Stored data:
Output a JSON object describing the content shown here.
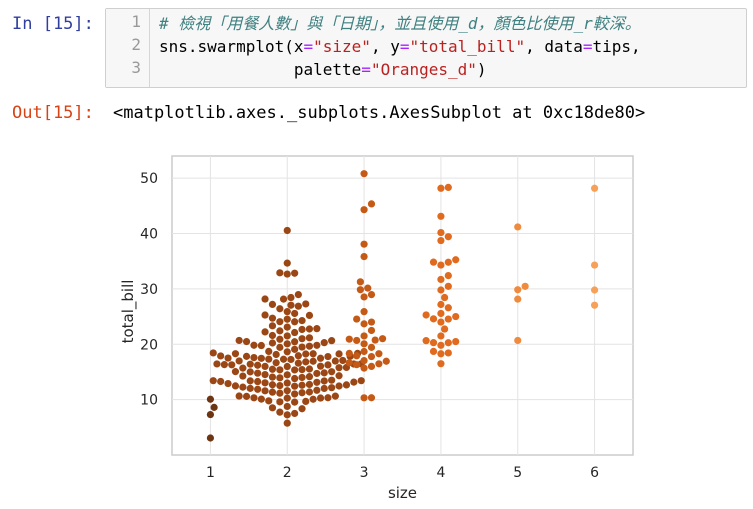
{
  "input_cell": {
    "prompt": "In [15]:",
    "line_numbers": [
      "1",
      "2",
      "3"
    ],
    "lines": [
      [
        {
          "cls": "cm-comment",
          "text": "# 檢視「用餐人數」與「日期」，並且使用_d，顏色比使用_r較深。"
        }
      ],
      [
        {
          "cls": "cm-var",
          "text": "sns.swarmplot(x"
        },
        {
          "cls": "cm-op",
          "text": "="
        },
        {
          "cls": "cm-string",
          "text": "\"size\""
        },
        {
          "cls": "cm-var",
          "text": ", y"
        },
        {
          "cls": "cm-op",
          "text": "="
        },
        {
          "cls": "cm-string",
          "text": "\"total_bill\""
        },
        {
          "cls": "cm-var",
          "text": ", data"
        },
        {
          "cls": "cm-op",
          "text": "="
        },
        {
          "cls": "cm-var",
          "text": "tips,"
        }
      ],
      [
        {
          "cls": "cm-var",
          "text": "              palette"
        },
        {
          "cls": "cm-op",
          "text": "="
        },
        {
          "cls": "cm-string",
          "text": "\"Oranges_d\""
        },
        {
          "cls": "cm-var",
          "text": ")"
        }
      ]
    ]
  },
  "output_cell": {
    "prompt": "Out[15]:",
    "text": "<matplotlib.axes._subplots.AxesSubplot at 0xc18de80>"
  },
  "chart_data": {
    "type": "scatter",
    "subtype": "swarm",
    "xlabel": "size",
    "ylabel": "total_bill",
    "categories": [
      "1",
      "2",
      "3",
      "4",
      "5",
      "6"
    ],
    "yticks": [
      10,
      20,
      30,
      40,
      50
    ],
    "ylim": [
      0,
      54
    ],
    "grid": true,
    "colors": [
      "#6e3512",
      "#9b4715",
      "#c55a16",
      "#e06a1e",
      "#ef8b3e",
      "#f6a058"
    ],
    "series": [
      {
        "category": "1",
        "values": [
          3.07,
          7.3,
          8.6,
          10.07
        ]
      },
      {
        "category": "2",
        "values": [
          5.75,
          7.25,
          7.51,
          7.74,
          8.35,
          8.52,
          8.77,
          9.55,
          9.6,
          9.68,
          9.78,
          10.07,
          10.09,
          10.27,
          10.29,
          10.33,
          10.34,
          10.59,
          10.63,
          10.65,
          11.02,
          11.17,
          11.24,
          11.35,
          11.38,
          11.59,
          11.61,
          11.69,
          11.87,
          12.02,
          12.03,
          12.16,
          12.26,
          12.43,
          12.46,
          12.48,
          12.54,
          12.6,
          12.66,
          12.69,
          12.74,
          12.9,
          13.0,
          13.03,
          13.13,
          13.16,
          13.27,
          13.28,
          13.37,
          13.39,
          13.42,
          13.42,
          13.51,
          13.81,
          13.94,
          14.0,
          14.07,
          14.15,
          14.26,
          14.31,
          14.48,
          14.52,
          14.73,
          14.78,
          14.83,
          15.01,
          15.04,
          15.06,
          15.36,
          15.38,
          15.42,
          15.48,
          15.53,
          15.69,
          15.77,
          15.81,
          15.98,
          16.0,
          16.04,
          16.21,
          16.27,
          16.29,
          16.32,
          16.4,
          16.43,
          16.45,
          16.47,
          16.58,
          16.66,
          16.82,
          16.93,
          16.97,
          16.99,
          17.07,
          17.26,
          17.29,
          17.31,
          17.46,
          17.47,
          17.51,
          17.59,
          17.78,
          17.81,
          17.82,
          17.89,
          17.92,
          18.15,
          18.24,
          18.26,
          18.28,
          18.29,
          18.35,
          18.43,
          18.64,
          18.71,
          19.08,
          19.44,
          19.49,
          19.65,
          19.77,
          19.82,
          19.81,
          20.08,
          20.23,
          20.29,
          20.45,
          20.49,
          20.65,
          20.69,
          20.9,
          21.01,
          21.16,
          21.5,
          21.58,
          22.12,
          22.23,
          22.42,
          22.67,
          22.76,
          22.82,
          23.1,
          23.33,
          24.06,
          24.08,
          24.27,
          24.52,
          24.71,
          25.21,
          25.28,
          25.56,
          25.89,
          26.41,
          26.88,
          27.05,
          27.2,
          27.28,
          28.15,
          28.17,
          28.44,
          28.97,
          32.68,
          32.9,
          32.83,
          34.65,
          40.55
        ]
      },
      {
        "category": "3",
        "values": [
          10.34,
          10.33,
          15.69,
          16.0,
          16.31,
          16.47,
          16.66,
          16.93,
          17.06,
          17.78,
          17.92,
          18.29,
          18.35,
          18.69,
          19.44,
          20.08,
          20.69,
          20.76,
          20.92,
          21.01,
          21.5,
          22.49,
          23.68,
          24.01,
          24.55,
          25.89,
          28.55,
          28.97,
          29.85,
          30.14,
          31.27,
          35.83,
          38.07,
          44.3,
          45.35,
          50.81
        ]
      },
      {
        "category": "4",
        "values": [
          16.49,
          18.28,
          18.43,
          18.71,
          19.81,
          20.27,
          20.29,
          20.49,
          20.65,
          21.5,
          22.75,
          24.01,
          24.55,
          24.59,
          25.0,
          25.29,
          25.56,
          26.59,
          27.18,
          28.44,
          29.8,
          30.46,
          31.71,
          32.4,
          34.3,
          34.81,
          34.83,
          35.26,
          38.73,
          39.42,
          40.17,
          43.11,
          48.17,
          48.33
        ]
      },
      {
        "category": "5",
        "values": [
          20.69,
          28.15,
          29.85,
          30.46,
          41.19
        ]
      },
      {
        "category": "6",
        "values": [
          27.05,
          29.8,
          34.3,
          48.17
        ]
      }
    ]
  }
}
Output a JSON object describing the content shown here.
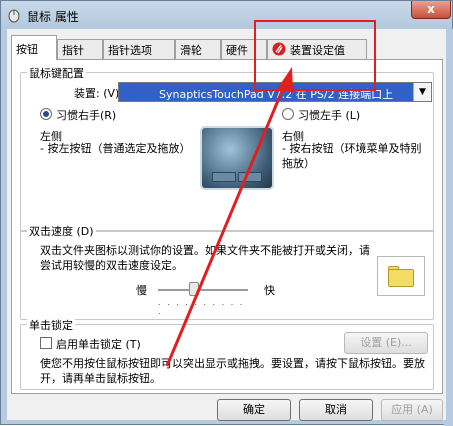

OBJECTIVE:
Set down the records in full and exactly. Do not carry over any image.

RESULT FOR THIS EXERCISE:
Output a JSON object describing the content shown here.
{
  "input_cell": {
    "prompt": "In [15]:",
    "line_numbers": [
      "1",
      "2",
      "3"
    ],
    "lines": [
      [
        {
          "cls": "cm-comment",
          "text": "# 檢視「用餐人數」與「日期」，並且使用_d，顏色比使用_r較深。"
        }
      ],
      [
        {
          "cls": "cm-var",
          "text": "sns.swarmplot(x"
        },
        {
          "cls": "cm-op",
          "text": "="
        },
        {
          "cls": "cm-string",
          "text": "\"size\""
        },
        {
          "cls": "cm-var",
          "text": ", y"
        },
        {
          "cls": "cm-op",
          "text": "="
        },
        {
          "cls": "cm-string",
          "text": "\"total_bill\""
        },
        {
          "cls": "cm-var",
          "text": ", data"
        },
        {
          "cls": "cm-op",
          "text": "="
        },
        {
          "cls": "cm-var",
          "text": "tips,"
        }
      ],
      [
        {
          "cls": "cm-var",
          "text": "              palette"
        },
        {
          "cls": "cm-op",
          "text": "="
        },
        {
          "cls": "cm-string",
          "text": "\"Oranges_d\""
        },
        {
          "cls": "cm-var",
          "text": ")"
        }
      ]
    ]
  },
  "output_cell": {
    "prompt": "Out[15]:",
    "text": "<matplotlib.axes._subplots.AxesSubplot at 0xc18de80>"
  },
  "chart_data": {
    "type": "scatter",
    "subtype": "swarm",
    "xlabel": "size",
    "ylabel": "total_bill",
    "categories": [
      "1",
      "2",
      "3",
      "4",
      "5",
      "6"
    ],
    "yticks": [
      10,
      20,
      30,
      40,
      50
    ],
    "ylim": [
      0,
      54
    ],
    "grid": true,
    "colors": [
      "#6e3512",
      "#9b4715",
      "#c55a16",
      "#e06a1e",
      "#ef8b3e",
      "#f6a058"
    ],
    "series": [
      {
        "category": "1",
        "values": [
          3.07,
          7.3,
          8.6,
          10.07
        ]
      },
      {
        "category": "2",
        "values": [
          5.75,
          7.25,
          7.51,
          7.74,
          8.35,
          8.52,
          8.77,
          9.55,
          9.6,
          9.68,
          9.78,
          10.07,
          10.09,
          10.27,
          10.29,
          10.33,
          10.34,
          10.59,
          10.63,
          10.65,
          11.02,
          11.17,
          11.24,
          11.35,
          11.38,
          11.59,
          11.61,
          11.69,
          11.87,
          12.02,
          12.03,
          12.16,
          12.26,
          12.43,
          12.46,
          12.48,
          12.54,
          12.6,
          12.66,
          12.69,
          12.74,
          12.9,
          13.0,
          13.03,
          13.13,
          13.16,
          13.27,
          13.28,
          13.37,
          13.39,
          13.42,
          13.42,
          13.51,
          13.81,
          13.94,
          14.0,
          14.07,
          14.15,
          14.26,
          14.31,
          14.48,
          14.52,
          14.73,
          14.78,
          14.83,
          15.01,
          15.04,
          15.06,
          15.36,
          15.38,
          15.42,
          15.48,
          15.53,
          15.69,
          15.77,
          15.81,
          15.98,
          16.0,
          16.04,
          16.21,
          16.27,
          16.29,
          16.32,
          16.4,
          16.43,
          16.45,
          16.47,
          16.58,
          16.66,
          16.82,
          16.93,
          16.97,
          16.99,
          17.07,
          17.26,
          17.29,
          17.31,
          17.46,
          17.47,
          17.51,
          17.59,
          17.78,
          17.81,
          17.82,
          17.89,
          17.92,
          18.15,
          18.24,
          18.26,
          18.28,
          18.29,
          18.35,
          18.43,
          18.64,
          18.71,
          19.08,
          19.44,
          19.49,
          19.65,
          19.77,
          19.82,
          19.81,
          20.08,
          20.23,
          20.29,
          20.45,
          20.49,
          20.65,
          20.69,
          20.9,
          21.01,
          21.16,
          21.5,
          21.58,
          22.12,
          22.23,
          22.42,
          22.67,
          22.76,
          22.82,
          23.1,
          23.33,
          24.06,
          24.08,
          24.27,
          24.52,
          24.71,
          25.21,
          25.28,
          25.56,
          25.89,
          26.41,
          26.88,
          27.05,
          27.2,
          27.28,
          28.15,
          28.17,
          28.44,
          28.97,
          32.68,
          32.9,
          32.83,
          34.65,
          40.55
        ]
      },
      {
        "category": "3",
        "values": [
          10.34,
          10.33,
          15.69,
          16.0,
          16.31,
          16.47,
          16.66,
          16.93,
          17.06,
          17.78,
          17.92,
          18.29,
          18.35,
          18.69,
          19.44,
          20.08,
          20.69,
          20.76,
          20.92,
          21.01,
          21.5,
          22.49,
          23.68,
          24.01,
          24.55,
          25.89,
          28.55,
          28.97,
          29.85,
          30.14,
          31.27,
          35.83,
          38.07,
          44.3,
          45.35,
          50.81
        ]
      },
      {
        "category": "4",
        "values": [
          16.49,
          18.28,
          18.43,
          18.71,
          19.81,
          20.27,
          20.29,
          20.49,
          20.65,
          21.5,
          22.75,
          24.01,
          24.55,
          24.59,
          25.0,
          25.29,
          25.56,
          26.59,
          27.18,
          28.44,
          29.8,
          30.46,
          31.71,
          32.4,
          34.3,
          34.81,
          34.83,
          35.26,
          38.73,
          39.42,
          40.17,
          43.11,
          48.17,
          48.33
        ]
      },
      {
        "category": "5",
        "values": [
          20.69,
          28.15,
          29.85,
          30.46,
          41.19
        ]
      },
      {
        "category": "6",
        "values": [
          27.05,
          29.8,
          34.3,
          48.17
        ]
      }
    ]
  }
}
Output a JSON object describing the content shown here.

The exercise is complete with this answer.